** Start of Input data **
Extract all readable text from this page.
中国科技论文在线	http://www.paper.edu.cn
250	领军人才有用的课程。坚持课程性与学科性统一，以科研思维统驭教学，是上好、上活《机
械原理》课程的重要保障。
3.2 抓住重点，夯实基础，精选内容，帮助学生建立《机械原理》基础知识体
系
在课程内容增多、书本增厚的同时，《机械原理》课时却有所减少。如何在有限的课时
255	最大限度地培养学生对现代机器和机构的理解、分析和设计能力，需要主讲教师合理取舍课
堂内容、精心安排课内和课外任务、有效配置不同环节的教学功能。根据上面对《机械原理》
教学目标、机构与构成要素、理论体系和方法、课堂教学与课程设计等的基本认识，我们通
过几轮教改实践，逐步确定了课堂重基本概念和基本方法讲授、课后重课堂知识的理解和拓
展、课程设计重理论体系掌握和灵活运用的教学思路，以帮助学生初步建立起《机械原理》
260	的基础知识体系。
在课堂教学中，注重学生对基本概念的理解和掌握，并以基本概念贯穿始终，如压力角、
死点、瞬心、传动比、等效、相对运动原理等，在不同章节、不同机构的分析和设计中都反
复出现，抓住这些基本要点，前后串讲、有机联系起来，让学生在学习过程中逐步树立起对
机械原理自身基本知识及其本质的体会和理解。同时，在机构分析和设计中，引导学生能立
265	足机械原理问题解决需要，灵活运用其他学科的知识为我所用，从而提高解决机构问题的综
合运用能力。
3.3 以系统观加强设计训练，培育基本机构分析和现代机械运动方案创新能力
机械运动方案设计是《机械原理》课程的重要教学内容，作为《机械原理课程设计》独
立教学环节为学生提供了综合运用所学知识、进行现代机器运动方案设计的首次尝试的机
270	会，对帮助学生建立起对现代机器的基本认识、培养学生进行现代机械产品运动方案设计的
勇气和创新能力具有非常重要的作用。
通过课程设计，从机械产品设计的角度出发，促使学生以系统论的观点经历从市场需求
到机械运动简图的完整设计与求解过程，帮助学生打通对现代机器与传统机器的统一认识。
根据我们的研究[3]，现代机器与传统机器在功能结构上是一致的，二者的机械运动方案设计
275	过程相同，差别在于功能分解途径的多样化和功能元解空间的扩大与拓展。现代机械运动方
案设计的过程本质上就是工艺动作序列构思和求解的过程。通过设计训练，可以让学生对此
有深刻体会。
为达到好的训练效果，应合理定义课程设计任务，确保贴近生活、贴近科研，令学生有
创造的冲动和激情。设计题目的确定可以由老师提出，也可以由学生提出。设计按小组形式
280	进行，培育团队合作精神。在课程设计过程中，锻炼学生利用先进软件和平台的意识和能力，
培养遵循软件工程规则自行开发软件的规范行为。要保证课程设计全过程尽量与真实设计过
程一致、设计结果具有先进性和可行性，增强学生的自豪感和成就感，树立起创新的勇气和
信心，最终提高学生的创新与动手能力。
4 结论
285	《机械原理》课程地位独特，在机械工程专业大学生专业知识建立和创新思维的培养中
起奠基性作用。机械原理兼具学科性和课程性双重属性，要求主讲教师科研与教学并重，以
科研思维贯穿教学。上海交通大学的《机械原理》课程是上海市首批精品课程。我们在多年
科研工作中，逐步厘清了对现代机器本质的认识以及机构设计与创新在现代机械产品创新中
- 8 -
** End of Input data **
What is asked: Please quote the records above exactly, without skipping a line.

Written answer:
Extract all readable text from this page.
中国科技论文在线	http://www.paper.edu.cn
250	领军人才有用的课程。坚持课程性与学科性统一，以科研思维统驭教学，是上好、上活《机
械原理》课程的重要保障。
3.2 抓住重点，夯实基础，精选内容，帮助学生建立《机械原理》基础知识体
系
在课程内容增多、书本增厚的同时，《机械原理》课时却有所减少。如何在有限的课时
255	最大限度地培养学生对现代机器和机构的理解、分析和设计能力，需要主讲教师合理取舍课
堂内容、精心安排课内和课外任务、有效配置不同环节的教学功能。根据上面对《机械原理》
教学目标、机构与构成要素、理论体系和方法、课堂教学与课程设计等的基本认识，我们通
过几轮教改实践，逐步确定了课堂重基本概念和基本方法讲授、课后重课堂知识的理解和拓
展、课程设计重理论体系掌握和灵活运用的教学思路，以帮助学生初步建立起《机械原理》
260	的基础知识体系。
在课堂教学中，注重学生对基本概念的理解和掌握，并以基本概念贯穿始终，如压力角、
死点、瞬心、传动比、等效、相对运动原理等，在不同章节、不同机构的分析和设计中都反
复出现，抓住这些基本要点，前后串讲、有机联系起来，让学生在学习过程中逐步树立起对
机械原理自身基本知识及其本质的体会和理解。同时，在机构分析和设计中，引导学生能立
265	足机械原理问题解决需要，灵活运用其他学科的知识为我所用，从而提高解决机构问题的综
合运用能力。
3.3 以系统观加强设计训练，培育基本机构分析和现代机械运动方案创新能力
机械运动方案设计是《机械原理》课程的重要教学内容，作为《机械原理课程设计》独
立教学环节为学生提供了综合运用所学知识、进行现代机器运动方案设计的首次尝试的机
270	会，对帮助学生建立起对现代机器的基本认识、培养学生进行现代机械产品运动方案设计的
勇气和创新能力具有非常重要的作用。
通过课程设计，从机械产品设计的角度出发，促使学生以系统论的观点经历从市场需求
到机械运动简图的完整设计与求解过程，帮助学生打通对现代机器与传统机器的统一认识。
根据我们的研究[3]，现代机器与传统机器在功能结构上是一致的，二者的机械运动方案设计
275	过程相同，差别在于功能分解途径的多样化和功能元解空间的扩大与拓展。现代机械运动方
案设计的过程本质上就是工艺动作序列构思和求解的过程。通过设计训练，可以让学生对此
有深刻体会。
为达到好的训练效果，应合理定义课程设计任务，确保贴近生活、贴近科研，令学生有
创造的冲动和激情。设计题目的确定可以由老师提出，也可以由学生提出。设计按小组形式
280	进行，培育团队合作精神。在课程设计过程中，锻炼学生利用先进软件和平台的意识和能力，
培养遵循软件工程规则自行开发软件的规范行为。要保证课程设计全过程尽量与真实设计过
程一致、设计结果具有先进性和可行性，增强学生的自豪感和成就感，树立起创新的勇气和
信心，最终提高学生的创新与动手能力。
4 结论
285	《机械原理》课程地位独特，在机械工程专业大学生专业知识建立和创新思维的培养中
起奠基性作用。机械原理兼具学科性和课程性双重属性，要求主讲教师科研与教学并重，以
科研思维贯穿教学。上海交通大学的《机械原理》课程是上海市首批精品课程。我们在多年
科研工作中，逐步厘清了对现代机器本质的认识以及机构设计与创新在现代机械产品创新中
- 8 -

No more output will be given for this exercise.